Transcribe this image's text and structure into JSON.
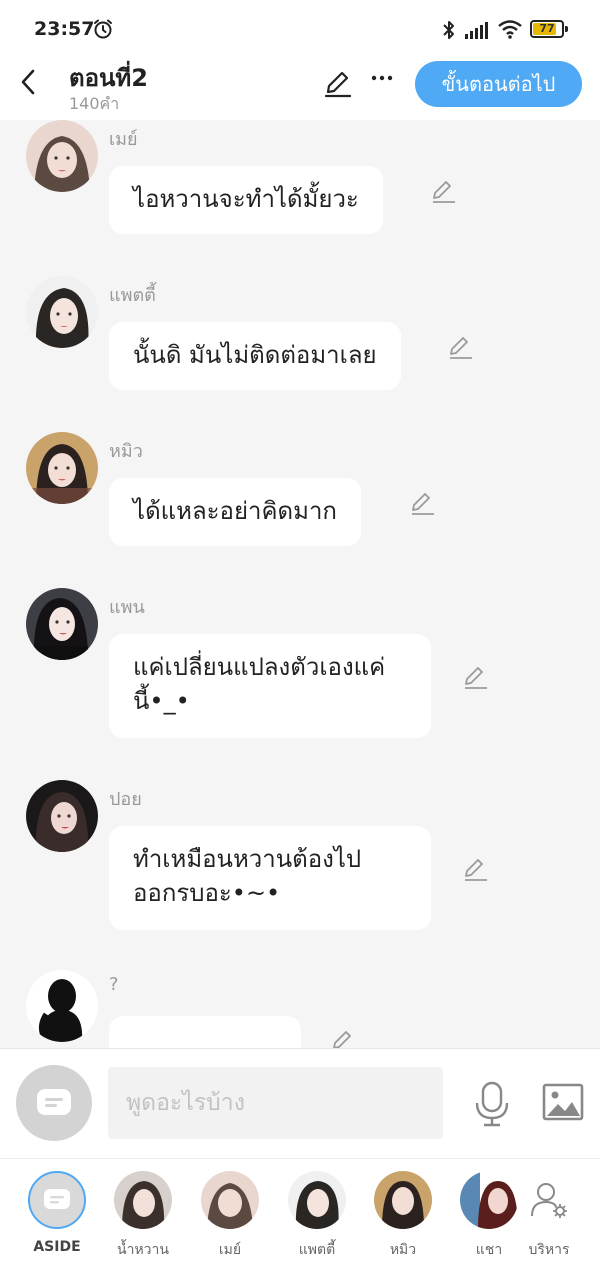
{
  "status_bar": {
    "time": "23:57",
    "battery": "77"
  },
  "header": {
    "title": "ตอนที่2",
    "word_count": "140คำ",
    "next_button": "ขั้นตอนต่อไป"
  },
  "messages": [
    {
      "name": "เมย์",
      "text": "ไอหวานจะทำได้มั้ยวะ"
    },
    {
      "name": "แพตตี้",
      "text": "นั้นดิ มันไม่ติดต่อมาเลย"
    },
    {
      "name": "หมิว",
      "text": "ได้แหละอย่าคิดมาก"
    },
    {
      "name": "แพน",
      "line1": "แค่เปลี่ยนแปลงตัวเองแค่",
      "line2": "นี้•_•"
    },
    {
      "name": "ปอย",
      "line1": "ทำเหมือนหวานต้องไป",
      "line2": "ออกรบอะ•~•"
    },
    {
      "name": "?",
      "text": ""
    }
  ],
  "input": {
    "placeholder": "พูดอะไรบ้าง"
  },
  "characters": [
    {
      "label": "ASIDE"
    },
    {
      "label": "น้ำหวาน"
    },
    {
      "label": "เมย์"
    },
    {
      "label": "แพตตี้"
    },
    {
      "label": "หมิว"
    },
    {
      "label": "แชา"
    },
    {
      "label": "บริหาร"
    }
  ],
  "colors": {
    "accent": "#4fa9f4",
    "background": "#f5f5f5",
    "bubble": "#ffffff",
    "muted_text": "#999999"
  },
  "icons": [
    "back-icon",
    "alarm-icon",
    "bluetooth-icon",
    "signal-icon",
    "wifi-icon",
    "pencil-icon",
    "more-icon",
    "mic-icon",
    "image-icon",
    "chat-bubble-icon",
    "manage-user-icon"
  ]
}
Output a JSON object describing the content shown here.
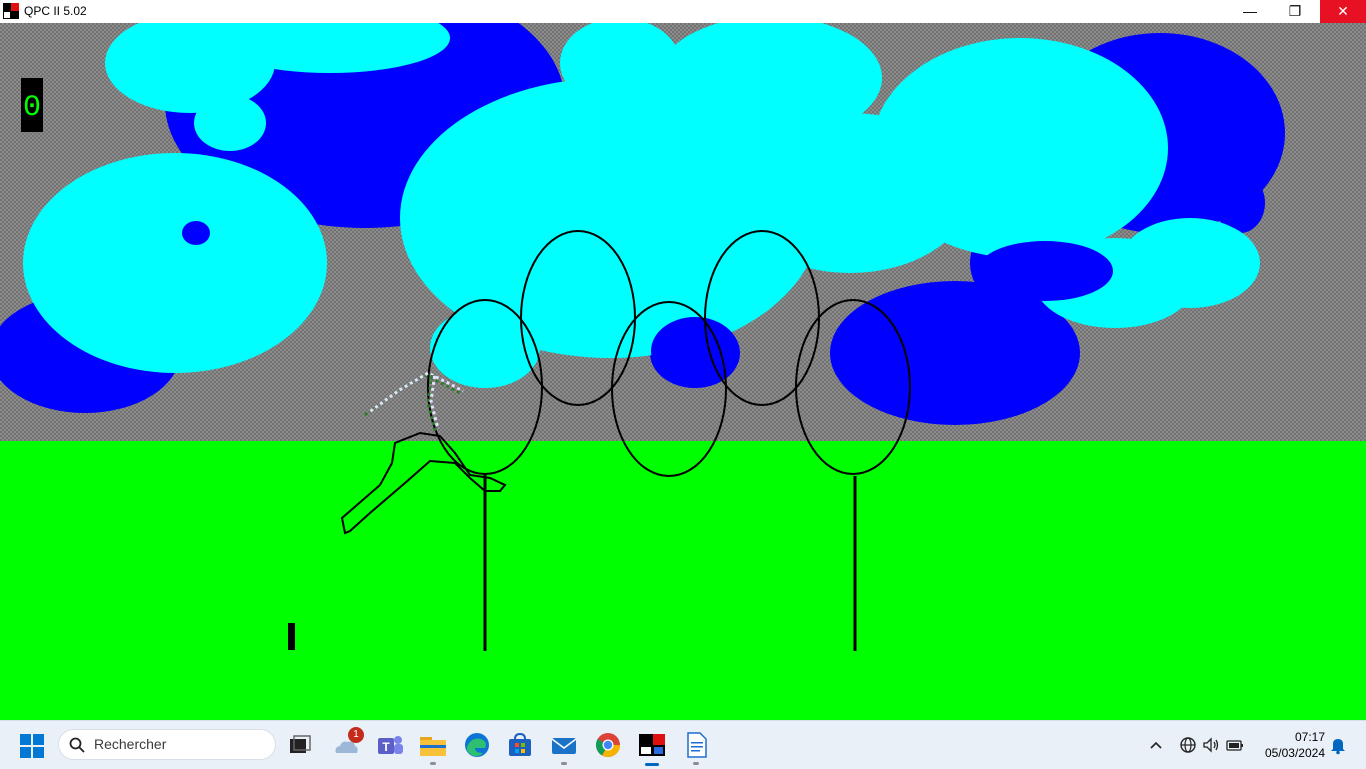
{
  "window": {
    "title": "QPC II 5.02",
    "minimize_label": "—",
    "restore_label": "❐",
    "close_label": "✕"
  },
  "game": {
    "score": "0",
    "colors": {
      "sky": "#808080",
      "ground": "#00ff00",
      "cloud_light": "#00ffff",
      "cloud_dark": "#0000ff",
      "lines": "#000000",
      "score_box": "#000000",
      "score_text": "#00ff00"
    }
  },
  "taskbar": {
    "search_placeholder": "Rechercher",
    "onedrive_badge": "1",
    "time": "07:17",
    "date": "05/03/2024"
  }
}
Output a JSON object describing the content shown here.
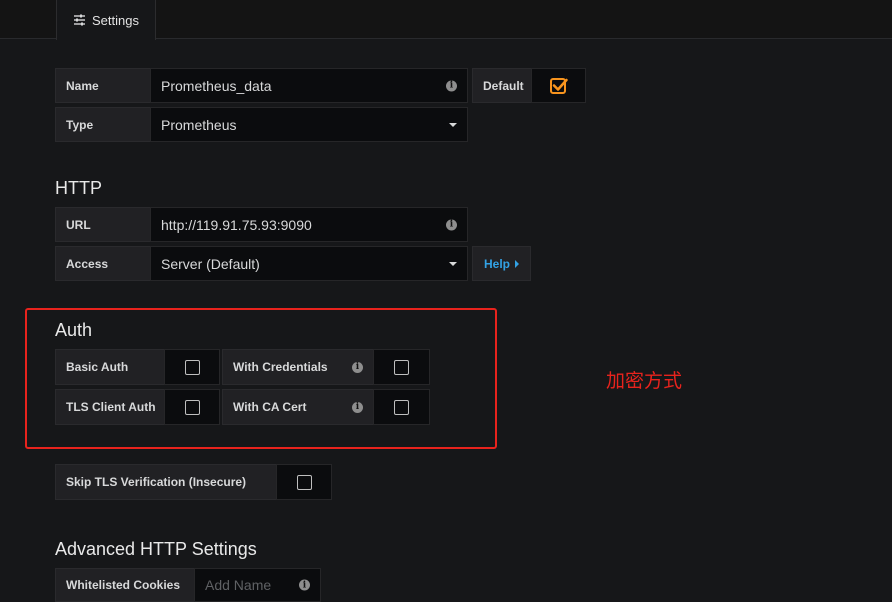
{
  "tabs": {
    "settings_label": "Settings"
  },
  "basic": {
    "name_label": "Name",
    "name_value": "Prometheus_data",
    "default_label": "Default",
    "default_checked": true,
    "type_label": "Type",
    "type_value": "Prometheus"
  },
  "http": {
    "title": "HTTP",
    "url_label": "URL",
    "url_value": "http://119.91.75.93:9090",
    "access_label": "Access",
    "access_value": "Server (Default)",
    "help_label": "Help"
  },
  "auth": {
    "title": "Auth",
    "basic_auth_label": "Basic Auth",
    "with_credentials_label": "With Credentials",
    "tls_client_auth_label": "TLS Client Auth",
    "with_ca_cert_label": "With CA Cert"
  },
  "annotation": {
    "text": "加密方式",
    "color": "#e8231d"
  },
  "skip_tls": {
    "label": "Skip TLS Verification (Insecure)"
  },
  "advanced": {
    "title": "Advanced HTTP Settings",
    "whitelisted_cookies_label": "Whitelisted Cookies",
    "add_name_placeholder": "Add Name"
  },
  "colors": {
    "accent": "#f7941e",
    "link": "#33a2e5",
    "background": "#161719"
  }
}
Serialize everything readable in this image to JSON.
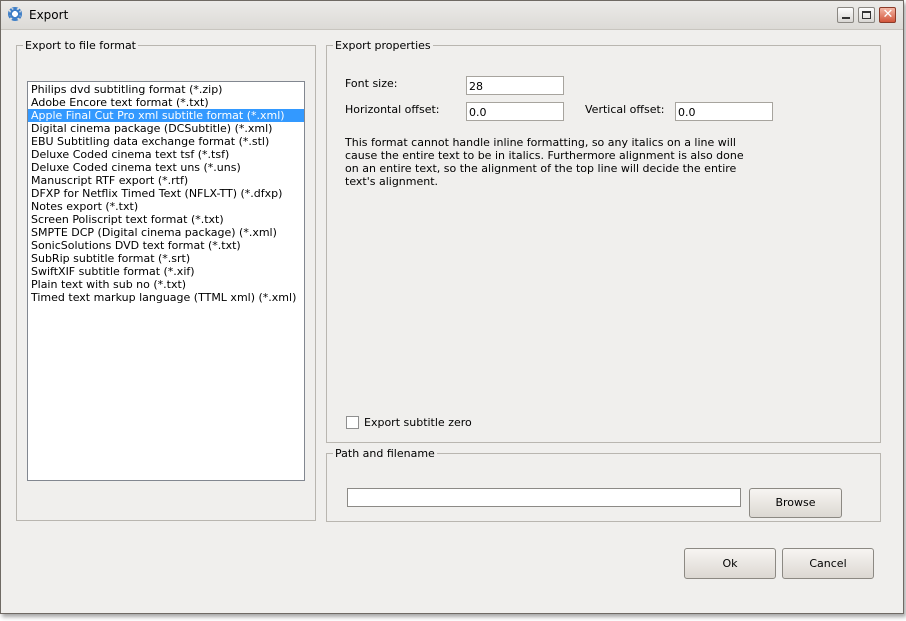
{
  "window": {
    "title": "Export"
  },
  "format_group": {
    "legend": "Export to file format",
    "items": [
      "Philips dvd subtitling format (*.zip)",
      "Adobe Encore text format (*.txt)",
      "Apple Final Cut Pro xml subtitle format (*.xml)",
      "Digital cinema package (DCSubtitle) (*.xml)",
      "EBU Subtitling data exchange format (*.stl)",
      "Deluxe Coded cinema text tsf (*.tsf)",
      "Deluxe Coded cinema text uns (*.uns)",
      "Manuscript RTF export (*.rtf)",
      "DFXP for Netflix Timed Text (NFLX-TT) (*.dfxp)",
      "Notes export (*.txt)",
      "Screen Poliscript text format (*.txt)",
      "SMPTE DCP (Digital cinema package) (*.xml)",
      "SonicSolutions DVD text format (*.txt)",
      "SubRip subtitle format (*.srt)",
      "SwiftXIF subtitle format (*.xif)",
      "Plain text with sub no (*.txt)",
      "Timed text markup language (TTML xml) (*.xml)"
    ],
    "selected_index": 2
  },
  "props_group": {
    "legend": "Export properties",
    "font_size_label": "Font size:",
    "font_size_value": "28",
    "h_offset_label": "Horizontal offset:",
    "h_offset_value": "0.0",
    "v_offset_label": "Vertical offset:",
    "v_offset_value": "0.0",
    "description": "This format cannot handle inline formatting, so any italics on a line will cause the entire text to be in italics. Furthermore alignment is also done on an entire text, so the alignment of the top line will decide the entire text's alignment.",
    "export_zero_label": "Export subtitle zero",
    "export_zero_checked": false
  },
  "path_group": {
    "legend": "Path and filename",
    "path_value": "",
    "browse_label": "Browse"
  },
  "footer": {
    "ok_label": "Ok",
    "cancel_label": "Cancel"
  },
  "colors": {
    "selection": "#3399ff",
    "dialog_bg": "#f0efed"
  }
}
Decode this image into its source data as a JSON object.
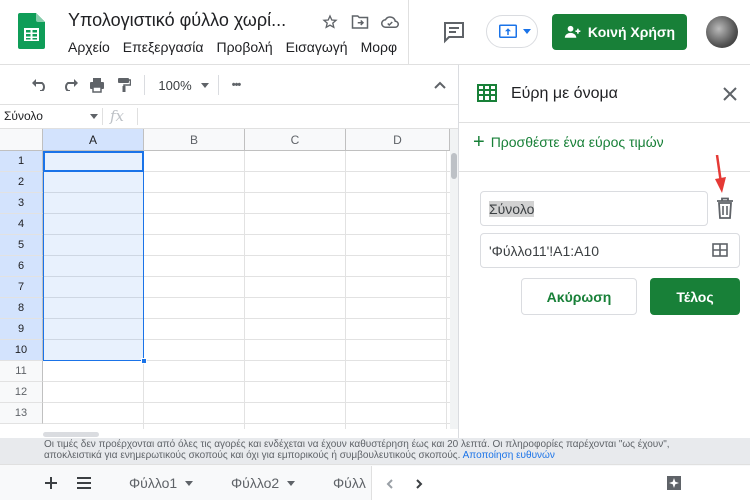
{
  "header": {
    "title": "Υπολογιστικό φύλλο χωρί...",
    "menu": [
      "Αρχείο",
      "Επεξεργασία",
      "Προβολή",
      "Εισαγωγή",
      "Μορφ"
    ],
    "share_label": "Κοινή Χρήση"
  },
  "toolbar": {
    "zoom": "100%",
    "more": "•••"
  },
  "formula_bar": {
    "name_box": "Σύνολο",
    "fx": "fx"
  },
  "grid": {
    "columns": [
      "A",
      "B",
      "C",
      "D"
    ],
    "rows": [
      "1",
      "2",
      "3",
      "4",
      "5",
      "6",
      "7",
      "8",
      "9",
      "10",
      "11",
      "12",
      "13"
    ],
    "selected_column": "A",
    "selected_rows": [
      "1",
      "2",
      "3",
      "4",
      "5",
      "6",
      "7",
      "8",
      "9",
      "10"
    ]
  },
  "disclaimer": {
    "text": "Οι τιμές δεν προέρχονται από όλες τις αγορές και ενδέχεται να έχουν καθυστέρηση έως και 20 λεπτά. Οι πληροφορίες παρέχονται \"ως έχουν\", αποκλειστικά για ενημερωτικούς σκοπούς και όχι για εμπορικούς ή συμβουλευτικούς σκοπούς.",
    "link": "Αποποίηση ευθυνών"
  },
  "sheets": {
    "tabs": [
      "Φύλλο1",
      "Φύλλο2",
      "Φύλλ"
    ]
  },
  "panel": {
    "title": "Εύρη με όνομα",
    "add_range": "Προσθέστε ένα εύρος τιμών",
    "name_value": "Σύνολο",
    "range_value": "'Φύλλο11'!A1:A10",
    "cancel_label": "Ακύρωση",
    "done_label": "Τέλος"
  },
  "colors": {
    "accent": "#188038",
    "selection": "#1a73e8",
    "annotation_arrow": "#e53935"
  },
  "icons": [
    "sheets-logo",
    "star-icon",
    "move-folder-icon",
    "cloud-status-icon",
    "comment-icon",
    "present-icon",
    "share-person-icon",
    "undo-icon",
    "redo-icon",
    "print-icon",
    "paint-format-icon",
    "collapse-icon",
    "dropdown-icon",
    "named-ranges-icon",
    "close-icon",
    "plus-icon",
    "trash-icon",
    "range-select-icon",
    "add-sheet-icon",
    "all-sheets-icon",
    "explore-icon"
  ]
}
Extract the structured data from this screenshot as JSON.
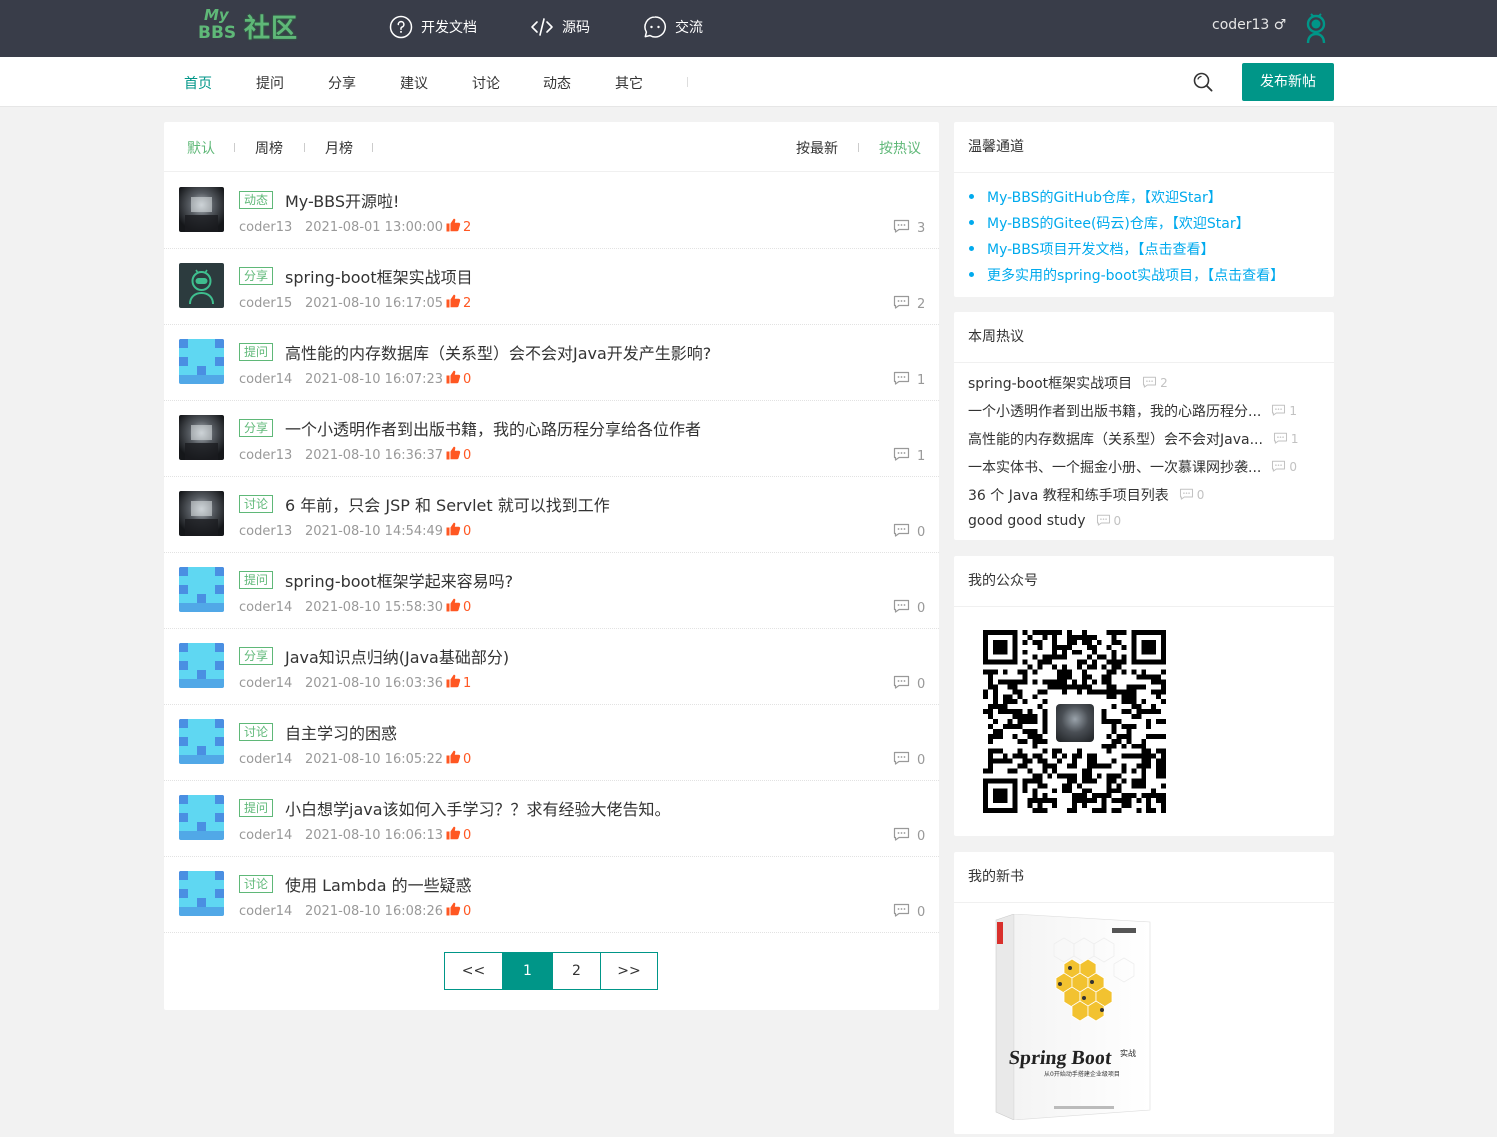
{
  "header": {
    "logo_my": "My",
    "logo_bbs": "BBS",
    "logo_community": "社区",
    "nav": [
      {
        "label": "开发文档",
        "icon": "help-circle-icon"
      },
      {
        "label": "源码",
        "icon": "code-icon"
      },
      {
        "label": "交流",
        "icon": "chat-icon"
      }
    ],
    "username": "coder13",
    "gender_symbol": "♂"
  },
  "subnav": {
    "items": [
      "首页",
      "提问",
      "分享",
      "建议",
      "讨论",
      "动态",
      "其它"
    ],
    "active_index": 0,
    "publish_label": "发布新帖"
  },
  "filter": {
    "left": [
      "默认",
      "周榜",
      "月榜"
    ],
    "right": [
      "按最新",
      "按热议"
    ],
    "active_left": 0,
    "active_right": 1
  },
  "posts": [
    {
      "avatar": "photo",
      "tag": "动态",
      "title": "My-BBS开源啦!",
      "author": "coder13",
      "time": "2021-08-01 13:00:00",
      "likes": "2",
      "replies": "3"
    },
    {
      "avatar": "robot",
      "tag": "分享",
      "title": "spring-boot框架实战项目",
      "author": "coder15",
      "time": "2021-08-10 16:17:05",
      "likes": "2",
      "replies": "2"
    },
    {
      "avatar": "pixel",
      "tag": "提问",
      "title": "高性能的内存数据库（关系型）会不会对Java开发产生影响?",
      "author": "coder14",
      "time": "2021-08-10 16:07:23",
      "likes": "0",
      "replies": "1"
    },
    {
      "avatar": "photo",
      "tag": "分享",
      "title": "一个小透明作者到出版书籍，我的心路历程分享给各位作者",
      "author": "coder13",
      "time": "2021-08-10 16:36:37",
      "likes": "0",
      "replies": "1"
    },
    {
      "avatar": "photo",
      "tag": "讨论",
      "title": "6 年前，只会 JSP 和 Servlet 就可以找到工作",
      "author": "coder13",
      "time": "2021-08-10 14:54:49",
      "likes": "0",
      "replies": "0"
    },
    {
      "avatar": "pixel",
      "tag": "提问",
      "title": "spring-boot框架学起来容易吗?",
      "author": "coder14",
      "time": "2021-08-10 15:58:30",
      "likes": "0",
      "replies": "0"
    },
    {
      "avatar": "pixel",
      "tag": "分享",
      "title": "Java知识点归纳(Java基础部分)",
      "author": "coder14",
      "time": "2021-08-10 16:03:36",
      "likes": "1",
      "replies": "0"
    },
    {
      "avatar": "pixel",
      "tag": "讨论",
      "title": "自主学习的困惑",
      "author": "coder14",
      "time": "2021-08-10 16:05:22",
      "likes": "0",
      "replies": "0"
    },
    {
      "avatar": "pixel",
      "tag": "提问",
      "title": "小白想学java该如何入手学习？？求有经验大佬告知。",
      "author": "coder14",
      "time": "2021-08-10 16:06:13",
      "likes": "0",
      "replies": "0"
    },
    {
      "avatar": "pixel",
      "tag": "讨论",
      "title": "使用 Lambda 的一些疑惑",
      "author": "coder14",
      "time": "2021-08-10 16:08:26",
      "likes": "0",
      "replies": "0"
    }
  ],
  "pager": {
    "prev": "<<",
    "pages": [
      "1",
      "2"
    ],
    "current": "1",
    "next": ">>"
  },
  "warm": {
    "title": "温馨通道",
    "links": [
      "My-BBS的GitHub仓库，【欢迎Star】",
      "My-BBS的Gitee(码云)仓库，【欢迎Star】",
      "My-BBS项目开发文档，【点击查看】",
      "更多实用的spring-boot实战项目，【点击查看】"
    ]
  },
  "hot": {
    "title": "本周热议",
    "items": [
      {
        "title": "spring-boot框架实战项目",
        "count": "2"
      },
      {
        "title": "一个小透明作者到出版书籍，我的心路历程分...",
        "count": "1"
      },
      {
        "title": "高性能的内存数据库（关系型）会不会对Java...",
        "count": "1"
      },
      {
        "title": "一本实体书、一个掘金小册、一次慕课网抄袭...",
        "count": "0"
      },
      {
        "title": "36 个 Java 教程和练手项目列表",
        "count": "0"
      },
      {
        "title": "good good study",
        "count": "0"
      }
    ]
  },
  "wechat": {
    "title": "我的公众号"
  },
  "book": {
    "title": "我的新书",
    "cover_title": "Spring Boot",
    "cover_badge": "实战",
    "cover_subtitle": "从0开始动手搭建企业级项目"
  },
  "colors": {
    "accent": "#009688",
    "green": "#5fb878",
    "like": "#ff5722",
    "link": "#01aaed",
    "header_bg": "#393d49"
  }
}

_TO BE DONE_
Report all lines of the material that contain the word "Deluxe".

_SOLVED PROBLEM_
      "Deluxe Coded cinema text tsf (*.tsf)",
      "Deluxe Coded cinema text uns (*.uns)",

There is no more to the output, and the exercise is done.